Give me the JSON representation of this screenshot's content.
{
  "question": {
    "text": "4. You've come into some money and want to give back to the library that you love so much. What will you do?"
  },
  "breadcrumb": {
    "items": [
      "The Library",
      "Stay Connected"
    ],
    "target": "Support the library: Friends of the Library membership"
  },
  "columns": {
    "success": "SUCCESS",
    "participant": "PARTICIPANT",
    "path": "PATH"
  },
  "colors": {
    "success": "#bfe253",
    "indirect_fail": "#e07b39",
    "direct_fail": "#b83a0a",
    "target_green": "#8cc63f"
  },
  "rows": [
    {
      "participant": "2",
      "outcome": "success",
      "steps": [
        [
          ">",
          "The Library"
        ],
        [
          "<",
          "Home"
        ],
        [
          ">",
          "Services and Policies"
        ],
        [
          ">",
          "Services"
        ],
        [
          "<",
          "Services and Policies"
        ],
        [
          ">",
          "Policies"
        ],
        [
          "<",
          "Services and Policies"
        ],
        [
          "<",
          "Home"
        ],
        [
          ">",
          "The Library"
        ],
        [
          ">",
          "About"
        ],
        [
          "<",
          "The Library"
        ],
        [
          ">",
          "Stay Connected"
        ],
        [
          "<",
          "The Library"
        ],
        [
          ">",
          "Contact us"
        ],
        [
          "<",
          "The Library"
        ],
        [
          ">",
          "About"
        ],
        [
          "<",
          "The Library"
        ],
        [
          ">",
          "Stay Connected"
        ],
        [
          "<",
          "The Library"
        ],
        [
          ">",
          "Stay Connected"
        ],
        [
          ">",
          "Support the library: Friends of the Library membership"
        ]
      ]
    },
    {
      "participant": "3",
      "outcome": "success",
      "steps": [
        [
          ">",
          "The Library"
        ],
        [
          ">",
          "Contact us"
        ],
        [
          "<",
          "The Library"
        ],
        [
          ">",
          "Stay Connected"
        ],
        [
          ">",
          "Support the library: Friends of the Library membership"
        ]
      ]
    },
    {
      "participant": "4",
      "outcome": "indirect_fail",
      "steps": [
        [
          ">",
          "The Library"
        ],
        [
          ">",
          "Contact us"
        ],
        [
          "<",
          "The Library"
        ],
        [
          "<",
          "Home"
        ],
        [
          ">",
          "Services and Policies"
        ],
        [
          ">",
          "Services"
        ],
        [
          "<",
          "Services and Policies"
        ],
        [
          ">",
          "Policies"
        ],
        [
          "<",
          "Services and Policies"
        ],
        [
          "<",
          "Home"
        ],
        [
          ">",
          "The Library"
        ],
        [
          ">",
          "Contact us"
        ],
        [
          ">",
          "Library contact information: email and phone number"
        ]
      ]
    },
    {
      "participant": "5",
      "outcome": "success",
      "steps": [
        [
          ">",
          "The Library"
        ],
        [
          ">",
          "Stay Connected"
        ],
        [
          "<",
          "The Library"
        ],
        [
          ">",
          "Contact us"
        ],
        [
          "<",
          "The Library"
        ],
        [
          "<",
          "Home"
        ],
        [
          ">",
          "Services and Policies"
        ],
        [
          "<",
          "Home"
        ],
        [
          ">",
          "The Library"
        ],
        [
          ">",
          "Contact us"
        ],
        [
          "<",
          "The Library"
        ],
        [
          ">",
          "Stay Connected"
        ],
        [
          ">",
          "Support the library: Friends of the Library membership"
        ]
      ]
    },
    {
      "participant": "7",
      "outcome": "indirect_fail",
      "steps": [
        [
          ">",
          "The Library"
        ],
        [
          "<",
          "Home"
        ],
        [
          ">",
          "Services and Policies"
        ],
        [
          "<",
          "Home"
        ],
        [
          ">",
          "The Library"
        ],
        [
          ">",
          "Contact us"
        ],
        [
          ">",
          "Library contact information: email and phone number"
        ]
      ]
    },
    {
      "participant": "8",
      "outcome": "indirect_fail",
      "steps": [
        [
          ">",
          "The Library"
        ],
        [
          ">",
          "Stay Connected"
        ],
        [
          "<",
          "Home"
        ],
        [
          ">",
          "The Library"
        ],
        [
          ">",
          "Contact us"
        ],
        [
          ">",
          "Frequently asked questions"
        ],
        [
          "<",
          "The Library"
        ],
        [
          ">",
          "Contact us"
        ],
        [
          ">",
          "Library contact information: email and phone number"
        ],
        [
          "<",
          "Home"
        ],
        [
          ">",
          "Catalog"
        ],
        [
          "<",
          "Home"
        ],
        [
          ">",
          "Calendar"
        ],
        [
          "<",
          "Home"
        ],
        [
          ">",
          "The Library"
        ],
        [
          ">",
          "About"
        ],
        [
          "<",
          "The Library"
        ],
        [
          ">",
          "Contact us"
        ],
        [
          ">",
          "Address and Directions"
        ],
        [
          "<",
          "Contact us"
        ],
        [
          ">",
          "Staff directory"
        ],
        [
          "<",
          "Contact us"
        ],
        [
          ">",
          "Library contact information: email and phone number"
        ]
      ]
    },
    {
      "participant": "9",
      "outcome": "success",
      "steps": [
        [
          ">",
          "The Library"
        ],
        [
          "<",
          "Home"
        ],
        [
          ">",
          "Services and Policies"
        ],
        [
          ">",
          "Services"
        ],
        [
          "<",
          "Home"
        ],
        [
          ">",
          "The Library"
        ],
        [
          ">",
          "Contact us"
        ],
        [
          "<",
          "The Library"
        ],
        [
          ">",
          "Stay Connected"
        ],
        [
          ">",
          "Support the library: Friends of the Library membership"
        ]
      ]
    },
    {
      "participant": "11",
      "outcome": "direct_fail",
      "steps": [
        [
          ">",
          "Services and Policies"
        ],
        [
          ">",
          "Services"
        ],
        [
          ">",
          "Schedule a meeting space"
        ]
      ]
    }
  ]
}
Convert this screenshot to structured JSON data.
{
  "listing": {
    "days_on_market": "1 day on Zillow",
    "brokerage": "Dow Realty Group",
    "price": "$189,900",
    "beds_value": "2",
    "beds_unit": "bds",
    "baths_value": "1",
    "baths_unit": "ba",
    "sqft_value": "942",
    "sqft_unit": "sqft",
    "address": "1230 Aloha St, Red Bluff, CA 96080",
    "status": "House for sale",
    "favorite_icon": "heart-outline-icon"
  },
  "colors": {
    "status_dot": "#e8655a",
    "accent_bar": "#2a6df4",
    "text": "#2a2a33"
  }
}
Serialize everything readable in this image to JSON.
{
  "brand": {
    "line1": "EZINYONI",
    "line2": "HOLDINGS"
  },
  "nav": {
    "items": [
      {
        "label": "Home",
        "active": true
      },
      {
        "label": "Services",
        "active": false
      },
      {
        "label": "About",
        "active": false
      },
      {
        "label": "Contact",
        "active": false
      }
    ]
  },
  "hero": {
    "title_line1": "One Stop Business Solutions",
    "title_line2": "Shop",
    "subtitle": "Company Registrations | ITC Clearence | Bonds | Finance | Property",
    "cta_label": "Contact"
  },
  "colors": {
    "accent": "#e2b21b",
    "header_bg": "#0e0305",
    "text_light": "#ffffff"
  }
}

+ + + +

What to work on =
Print the whole listing again, exactly.

Output of the task =
Give me the JSON representation of this screenshot's content.
{
  "question": {
    "text": "4. You've come into some money and want to give back to the library that you love so much. What will you do?"
  },
  "breadcrumb": {
    "items": [
      "The Library",
      "Stay Connected"
    ],
    "target": "Support the library: Friends of the Library membership"
  },
  "columns": {
    "success": "SUCCESS",
    "participant": "PARTICIPANT",
    "path": "PATH"
  },
  "colors": {
    "success": "#bfe253",
    "indirect_fail": "#e07b39",
    "direct_fail": "#b83a0a",
    "target_green": "#8cc63f"
  },
  "rows": [
    {
      "participant": "2",
      "outcome": "success",
      "steps": [
        [
          ">",
          "The Library"
        ],
        [
          "<",
          "Home"
        ],
        [
          ">",
          "Services and Policies"
        ],
        [
          ">",
          "Services"
        ],
        [
          "<",
          "Services and Policies"
        ],
        [
          ">",
          "Policies"
        ],
        [
          "<",
          "Services and Policies"
        ],
        [
          "<",
          "Home"
        ],
        [
          ">",
          "The Library"
        ],
        [
          ">",
          "About"
        ],
        [
          "<",
          "The Library"
        ],
        [
          ">",
          "Stay Connected"
        ],
        [
          "<",
          "The Library"
        ],
        [
          ">",
          "Contact us"
        ],
        [
          "<",
          "The Library"
        ],
        [
          ">",
          "About"
        ],
        [
          "<",
          "The Library"
        ],
        [
          ">",
          "Stay Connected"
        ],
        [
          "<",
          "The Library"
        ],
        [
          ">",
          "Stay Connected"
        ],
        [
          ">",
          "Support the library: Friends of the Library membership"
        ]
      ]
    },
    {
      "participant": "3",
      "outcome": "success",
      "steps": [
        [
          ">",
          "The Library"
        ],
        [
          ">",
          "Contact us"
        ],
        [
          "<",
          "The Library"
        ],
        [
          ">",
          "Stay Connected"
        ],
        [
          ">",
          "Support the library: Friends of the Library membership"
        ]
      ]
    },
    {
      "participant": "4",
      "outcome": "indirect_fail",
      "steps": [
        [
          ">",
          "The Library"
        ],
        [
          ">",
          "Contact us"
        ],
        [
          "<",
          "The Library"
        ],
        [
          "<",
          "Home"
        ],
        [
          ">",
          "Services and Policies"
        ],
        [
          ">",
          "Services"
        ],
        [
          "<",
          "Services and Policies"
        ],
        [
          ">",
          "Policies"
        ],
        [
          "<",
          "Services and Policies"
        ],
        [
          "<",
          "Home"
        ],
        [
          ">",
          "The Library"
        ],
        [
          ">",
          "Contact us"
        ],
        [
          ">",
          "Library contact information: email and phone number"
        ]
      ]
    },
    {
      "participant": "5",
      "outcome": "success",
      "steps": [
        [
          ">",
          "The Library"
        ],
        [
          ">",
          "Stay Connected"
        ],
        [
          "<",
          "The Library"
        ],
        [
          ">",
          "Contact us"
        ],
        [
          "<",
          "The Library"
        ],
        [
          "<",
          "Home"
        ],
        [
          ">",
          "Services and Policies"
        ],
        [
          "<",
          "Home"
        ],
        [
          ">",
          "The Library"
        ],
        [
          ">",
          "Contact us"
        ],
        [
          "<",
          "The Library"
        ],
        [
          ">",
          "Stay Connected"
        ],
        [
          ">",
          "Support the library: Friends of the Library membership"
        ]
      ]
    },
    {
      "participant": "7",
      "outcome": "indirect_fail",
      "steps": [
        [
          ">",
          "The Library"
        ],
        [
          "<",
          "Home"
        ],
        [
          ">",
          "Services and Policies"
        ],
        [
          "<",
          "Home"
        ],
        [
          ">",
          "The Library"
        ],
        [
          ">",
          "Contact us"
        ],
        [
          ">",
          "Library contact information: email and phone number"
        ]
      ]
    },
    {
      "participant": "8",
      "outcome": "indirect_fail",
      "steps": [
        [
          ">",
          "The Library"
        ],
        [
          ">",
          "Stay Connected"
        ],
        [
          "<",
          "Home"
        ],
        [
          ">",
          "The Library"
        ],
        [
          ">",
          "Contact us"
        ],
        [
          ">",
          "Frequently asked questions"
        ],
        [
          "<",
          "The Library"
        ],
        [
          ">",
          "Contact us"
        ],
        [
          ">",
          "Library contact information: email and phone number"
        ],
        [
          "<",
          "Home"
        ],
        [
          ">",
          "Catalog"
        ],
        [
          "<",
          "Home"
        ],
        [
          ">",
          "Calendar"
        ],
        [
          "<",
          "Home"
        ],
        [
          ">",
          "The Library"
        ],
        [
          ">",
          "About"
        ],
        [
          "<",
          "The Library"
        ],
        [
          ">",
          "Contact us"
        ],
        [
          ">",
          "Address and Directions"
        ],
        [
          "<",
          "Contact us"
        ],
        [
          ">",
          "Staff directory"
        ],
        [
          "<",
          "Contact us"
        ],
        [
          ">",
          "Library contact information: email and phone number"
        ]
      ]
    },
    {
      "participant": "9",
      "outcome": "success",
      "steps": [
        [
          ">",
          "The Library"
        ],
        [
          "<",
          "Home"
        ],
        [
          ">",
          "Services and Policies"
        ],
        [
          ">",
          "Services"
        ],
        [
          "<",
          "Home"
        ],
        [
          ">",
          "The Library"
        ],
        [
          ">",
          "Contact us"
        ],
        [
          "<",
          "The Library"
        ],
        [
          ">",
          "Stay Connected"
        ],
        [
          ">",
          "Support the library: Friends of the Library membership"
        ]
      ]
    },
    {
      "participant": "11",
      "outcome": "direct_fail",
      "steps": [
        [
          ">",
          "Services and Policies"
        ],
        [
          ">",
          "Services"
        ],
        [
          ">",
          "Schedule a meeting space"
        ]
      ]
    }
  ]
}
Convert this screenshot to structured JSON data.
{
  "listing": {
    "days_on_market": "1 day on Zillow",
    "brokerage": "Dow Realty Group",
    "price": "$189,900",
    "beds_value": "2",
    "beds_unit": "bds",
    "baths_value": "1",
    "baths_unit": "ba",
    "sqft_value": "942",
    "sqft_unit": "sqft",
    "address": "1230 Aloha St, Red Bluff, CA 96080",
    "status": "House for sale",
    "favorite_icon": "heart-outline-icon"
  },
  "colors": {
    "status_dot": "#e8655a",
    "accent_bar": "#2a6df4",
    "text": "#2a2a33"
  }
}
Serialize everything readable in this image to JSON.
{
  "brand": {
    "line1": "EZINYONI",
    "line2": "HOLDINGS"
  },
  "nav": {
    "items": [
      {
        "label": "Home",
        "active": true
      },
      {
        "label": "Services",
        "active": false
      },
      {
        "label": "About",
        "active": false
      },
      {
        "label": "Contact",
        "active": false
      }
    ]
  },
  "hero": {
    "title_line1": "One Stop Business Solutions",
    "title_line2": "Shop",
    "subtitle": "Company Registrations | ITC Clearence | Bonds | Finance | Property",
    "cta_label": "Contact"
  },
  "colors": {
    "accent": "#e2b21b",
    "header_bg": "#0e0305",
    "text_light": "#ffffff"
  }
}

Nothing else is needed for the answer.